- WORK TO DO -
Write every line out verbatim and omit the pictures.

[Extracted data entries]
....
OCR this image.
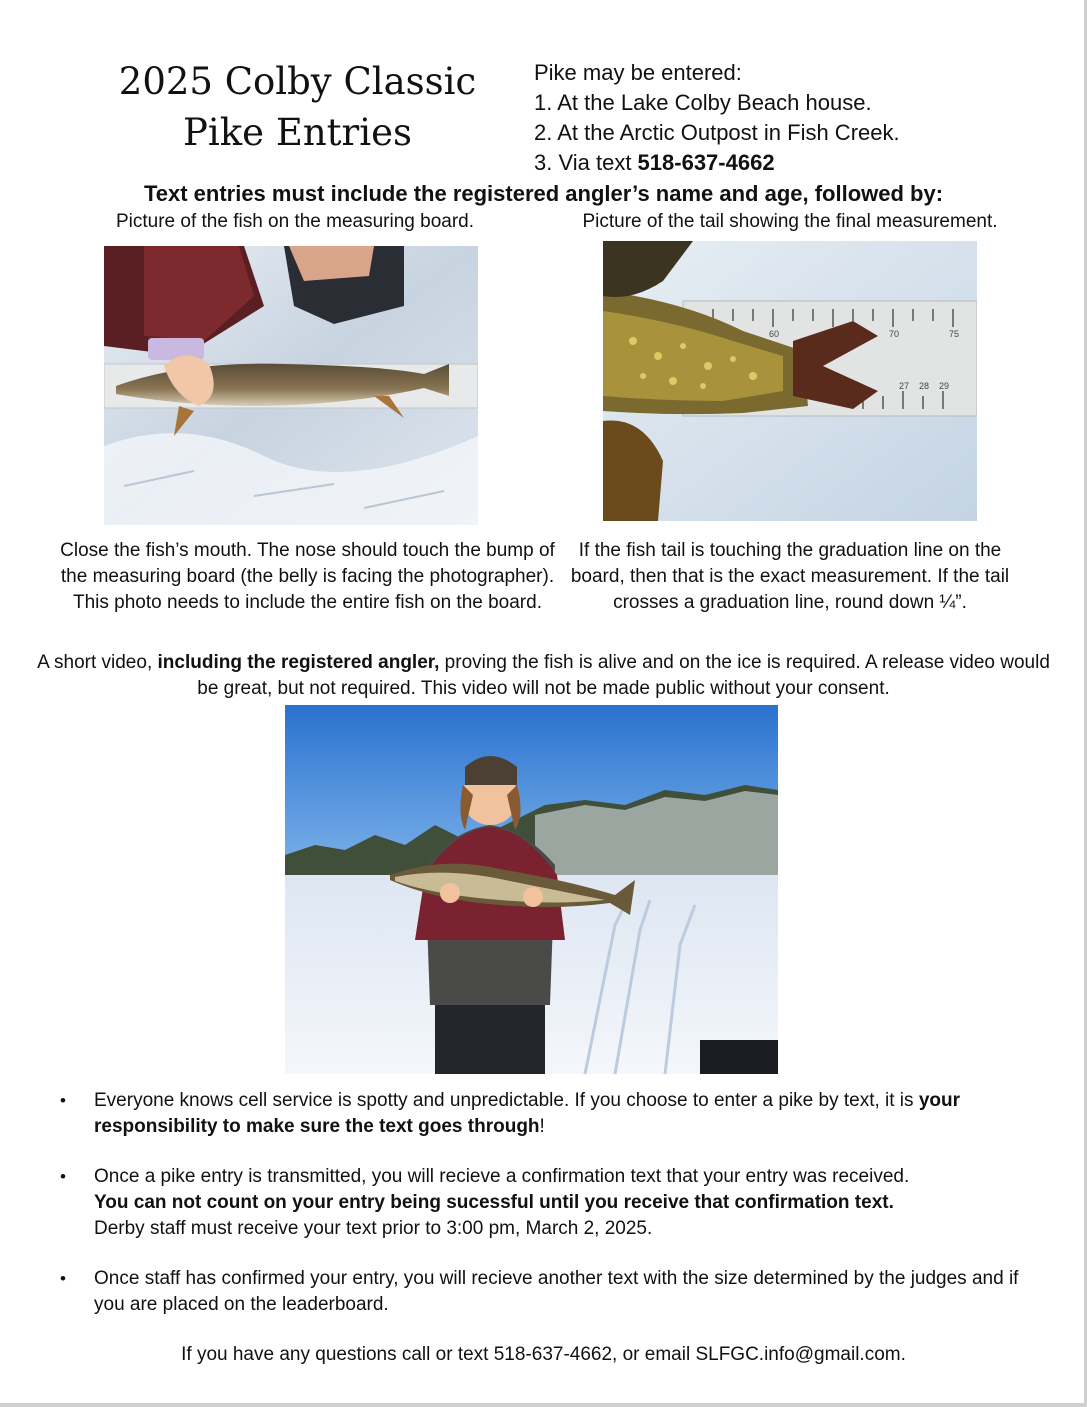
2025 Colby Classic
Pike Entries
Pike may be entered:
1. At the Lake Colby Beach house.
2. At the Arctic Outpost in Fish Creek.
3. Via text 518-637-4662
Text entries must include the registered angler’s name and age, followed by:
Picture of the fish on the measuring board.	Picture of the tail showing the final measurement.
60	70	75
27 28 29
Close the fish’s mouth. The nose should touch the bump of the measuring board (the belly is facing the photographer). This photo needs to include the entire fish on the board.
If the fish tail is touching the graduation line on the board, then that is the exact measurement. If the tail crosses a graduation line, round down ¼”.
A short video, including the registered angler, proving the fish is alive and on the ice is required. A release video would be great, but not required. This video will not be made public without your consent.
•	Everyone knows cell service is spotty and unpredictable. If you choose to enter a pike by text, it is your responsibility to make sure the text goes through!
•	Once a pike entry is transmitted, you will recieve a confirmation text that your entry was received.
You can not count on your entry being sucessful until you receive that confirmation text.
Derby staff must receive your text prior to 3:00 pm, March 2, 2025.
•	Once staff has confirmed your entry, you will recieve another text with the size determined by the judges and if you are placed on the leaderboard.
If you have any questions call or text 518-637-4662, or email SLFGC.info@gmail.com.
....
- RESPONSE TO THE TASK -
OCR this image.
2025 Colby Classic
Pike Entries
Pike may be entered:
1. At the Lake Colby Beach house.
2. At the Arctic Outpost in Fish Creek.
3. Via text 518-637-4662
Text entries must include the registered angler’s name and age, followed by:
Picture of the fish on the measuring board.	Picture of the tail showing the final measurement.
60	70	75
27 28 29
Close the fish’s mouth. The nose should touch the bump of the measuring board (the belly is facing the photographer). This photo needs to include the entire fish on the board.
If the fish tail is touching the graduation line on the board, then that is the exact measurement. If the tail crosses a graduation line, round down ¼”.
A short video, including the registered angler, proving the fish is alive and on the ice is required. A release video would be great, but not required. This video will not be made public without your consent.
•	Everyone knows cell service is spotty and unpredictable. If you choose to enter a pike by text, it is your responsibility to make sure the text goes through!
•	Once a pike entry is transmitted, you will recieve a confirmation text that your entry was received.
You can not count on your entry being sucessful until you receive that confirmation text.
Derby staff must receive your text prior to 3:00 pm, March 2, 2025.
•	Once staff has confirmed your entry, you will recieve another text with the size determined by the judges and if you are placed on the leaderboard.
If you have any questions call or text 518-637-4662, or email SLFGC.info@gmail.com.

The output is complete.